- **Input data**:
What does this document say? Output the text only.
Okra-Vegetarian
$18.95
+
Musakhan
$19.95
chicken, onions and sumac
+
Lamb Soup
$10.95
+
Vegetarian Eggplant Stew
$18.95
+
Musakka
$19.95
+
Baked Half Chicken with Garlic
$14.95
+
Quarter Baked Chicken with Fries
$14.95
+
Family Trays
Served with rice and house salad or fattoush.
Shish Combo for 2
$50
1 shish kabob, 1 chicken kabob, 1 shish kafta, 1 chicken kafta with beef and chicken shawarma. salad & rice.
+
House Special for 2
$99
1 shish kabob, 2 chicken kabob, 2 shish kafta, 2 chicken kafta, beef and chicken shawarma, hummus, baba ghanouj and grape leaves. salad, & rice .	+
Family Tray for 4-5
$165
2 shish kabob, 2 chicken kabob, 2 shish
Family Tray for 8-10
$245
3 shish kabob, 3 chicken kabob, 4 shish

- **Problem statement**: In the entries above, identify each line that includes the string "salad", then copy it.

- **Expected answer**:
Served with rice and house salad or fattoush.
1 shish kabob, 1 chicken kabob, 1 shish kafta, 1 chicken kafta with beef and chicken shawarma. salad & rice.
1 shish kabob, 2 chicken kabob, 2 shish kafta, 2 chicken kafta, beef and chicken shawarma, hummus, baba ghanouj and grape leaves. salad, & rice .	+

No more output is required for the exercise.